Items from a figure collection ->
-- Begin --
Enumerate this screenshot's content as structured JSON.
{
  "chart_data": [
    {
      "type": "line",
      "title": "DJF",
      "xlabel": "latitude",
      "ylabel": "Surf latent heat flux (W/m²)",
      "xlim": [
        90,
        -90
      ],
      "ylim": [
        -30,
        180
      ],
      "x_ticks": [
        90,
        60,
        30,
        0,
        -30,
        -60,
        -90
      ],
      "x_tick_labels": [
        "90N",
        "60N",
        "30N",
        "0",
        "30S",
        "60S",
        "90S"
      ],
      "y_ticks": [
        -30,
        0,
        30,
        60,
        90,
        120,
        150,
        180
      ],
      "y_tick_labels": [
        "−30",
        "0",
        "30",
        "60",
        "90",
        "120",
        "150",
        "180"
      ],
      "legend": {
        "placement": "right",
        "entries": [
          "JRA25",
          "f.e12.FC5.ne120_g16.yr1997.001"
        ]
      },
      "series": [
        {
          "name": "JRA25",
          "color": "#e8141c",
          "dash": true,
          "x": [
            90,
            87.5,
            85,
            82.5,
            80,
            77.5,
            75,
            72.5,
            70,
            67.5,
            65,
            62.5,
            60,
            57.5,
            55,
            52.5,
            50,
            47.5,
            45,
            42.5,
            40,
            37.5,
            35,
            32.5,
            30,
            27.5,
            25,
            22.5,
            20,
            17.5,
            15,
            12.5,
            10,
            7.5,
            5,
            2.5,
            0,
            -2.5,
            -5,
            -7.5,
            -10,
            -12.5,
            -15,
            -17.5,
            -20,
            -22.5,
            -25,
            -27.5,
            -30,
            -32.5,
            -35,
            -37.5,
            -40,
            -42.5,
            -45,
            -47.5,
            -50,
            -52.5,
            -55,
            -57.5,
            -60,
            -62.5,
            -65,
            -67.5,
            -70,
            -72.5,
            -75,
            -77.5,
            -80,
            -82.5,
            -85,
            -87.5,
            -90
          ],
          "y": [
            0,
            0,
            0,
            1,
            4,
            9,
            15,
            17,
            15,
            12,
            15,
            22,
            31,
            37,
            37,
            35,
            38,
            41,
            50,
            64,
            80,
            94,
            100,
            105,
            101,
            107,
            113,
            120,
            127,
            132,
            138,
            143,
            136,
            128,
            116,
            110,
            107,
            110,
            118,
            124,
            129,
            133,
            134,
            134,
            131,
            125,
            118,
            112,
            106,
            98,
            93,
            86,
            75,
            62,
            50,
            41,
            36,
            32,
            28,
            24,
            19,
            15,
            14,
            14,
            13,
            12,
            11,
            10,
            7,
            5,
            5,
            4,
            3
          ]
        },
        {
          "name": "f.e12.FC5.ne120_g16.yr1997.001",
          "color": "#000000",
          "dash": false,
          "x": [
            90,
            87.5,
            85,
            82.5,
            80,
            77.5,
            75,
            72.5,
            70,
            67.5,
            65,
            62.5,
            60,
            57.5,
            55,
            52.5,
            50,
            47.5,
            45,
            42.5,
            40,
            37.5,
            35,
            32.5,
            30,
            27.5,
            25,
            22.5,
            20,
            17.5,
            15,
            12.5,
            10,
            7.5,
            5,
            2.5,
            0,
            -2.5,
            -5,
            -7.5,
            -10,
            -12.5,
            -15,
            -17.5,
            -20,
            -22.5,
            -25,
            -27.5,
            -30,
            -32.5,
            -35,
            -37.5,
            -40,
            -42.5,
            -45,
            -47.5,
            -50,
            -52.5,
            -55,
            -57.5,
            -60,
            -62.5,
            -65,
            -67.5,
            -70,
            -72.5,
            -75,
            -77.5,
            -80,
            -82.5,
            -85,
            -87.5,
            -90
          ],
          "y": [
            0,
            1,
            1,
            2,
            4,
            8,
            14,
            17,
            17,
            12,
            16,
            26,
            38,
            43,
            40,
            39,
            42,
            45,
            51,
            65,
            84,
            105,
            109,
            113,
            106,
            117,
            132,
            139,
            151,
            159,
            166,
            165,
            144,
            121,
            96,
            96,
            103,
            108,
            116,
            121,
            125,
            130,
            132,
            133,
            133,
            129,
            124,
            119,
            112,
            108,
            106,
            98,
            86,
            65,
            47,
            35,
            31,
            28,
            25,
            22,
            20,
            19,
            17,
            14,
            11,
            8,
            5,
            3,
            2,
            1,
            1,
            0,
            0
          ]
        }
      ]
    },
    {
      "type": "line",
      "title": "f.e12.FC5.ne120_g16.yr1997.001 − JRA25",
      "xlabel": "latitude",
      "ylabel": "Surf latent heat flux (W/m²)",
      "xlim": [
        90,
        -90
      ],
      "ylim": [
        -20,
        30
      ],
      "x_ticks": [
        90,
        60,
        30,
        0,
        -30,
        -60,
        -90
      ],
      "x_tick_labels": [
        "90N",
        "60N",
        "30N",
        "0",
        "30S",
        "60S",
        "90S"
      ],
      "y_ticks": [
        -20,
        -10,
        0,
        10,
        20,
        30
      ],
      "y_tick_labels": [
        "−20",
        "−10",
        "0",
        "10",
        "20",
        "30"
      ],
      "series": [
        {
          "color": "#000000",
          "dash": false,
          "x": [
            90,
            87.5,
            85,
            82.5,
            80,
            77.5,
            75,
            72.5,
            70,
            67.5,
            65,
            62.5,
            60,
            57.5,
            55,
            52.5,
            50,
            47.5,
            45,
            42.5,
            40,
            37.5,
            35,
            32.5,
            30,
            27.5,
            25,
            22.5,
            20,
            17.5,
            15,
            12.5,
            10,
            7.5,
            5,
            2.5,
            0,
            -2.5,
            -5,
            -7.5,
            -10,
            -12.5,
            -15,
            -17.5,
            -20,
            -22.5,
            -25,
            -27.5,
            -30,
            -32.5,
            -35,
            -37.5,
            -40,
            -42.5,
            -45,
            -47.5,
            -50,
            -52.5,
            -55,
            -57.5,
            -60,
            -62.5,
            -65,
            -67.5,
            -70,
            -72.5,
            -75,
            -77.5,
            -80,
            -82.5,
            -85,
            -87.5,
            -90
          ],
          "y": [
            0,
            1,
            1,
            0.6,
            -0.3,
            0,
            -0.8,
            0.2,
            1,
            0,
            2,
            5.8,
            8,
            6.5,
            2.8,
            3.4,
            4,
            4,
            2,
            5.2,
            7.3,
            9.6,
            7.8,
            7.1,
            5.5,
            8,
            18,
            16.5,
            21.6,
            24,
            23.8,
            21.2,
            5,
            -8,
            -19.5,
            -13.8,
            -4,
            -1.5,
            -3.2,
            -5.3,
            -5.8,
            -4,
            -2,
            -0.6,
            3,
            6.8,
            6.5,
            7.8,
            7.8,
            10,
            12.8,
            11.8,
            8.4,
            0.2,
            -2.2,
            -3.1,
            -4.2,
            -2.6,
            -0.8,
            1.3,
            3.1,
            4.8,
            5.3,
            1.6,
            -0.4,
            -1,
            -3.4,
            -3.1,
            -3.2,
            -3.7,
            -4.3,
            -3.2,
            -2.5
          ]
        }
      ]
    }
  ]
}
-- End --
Task instructions ->
Using the listing, copy every line where the word "name" shows up.

Task output ->
          "name": "JRA25",
          "name": "f.e12.FC5.ne120_g16.yr1997.001",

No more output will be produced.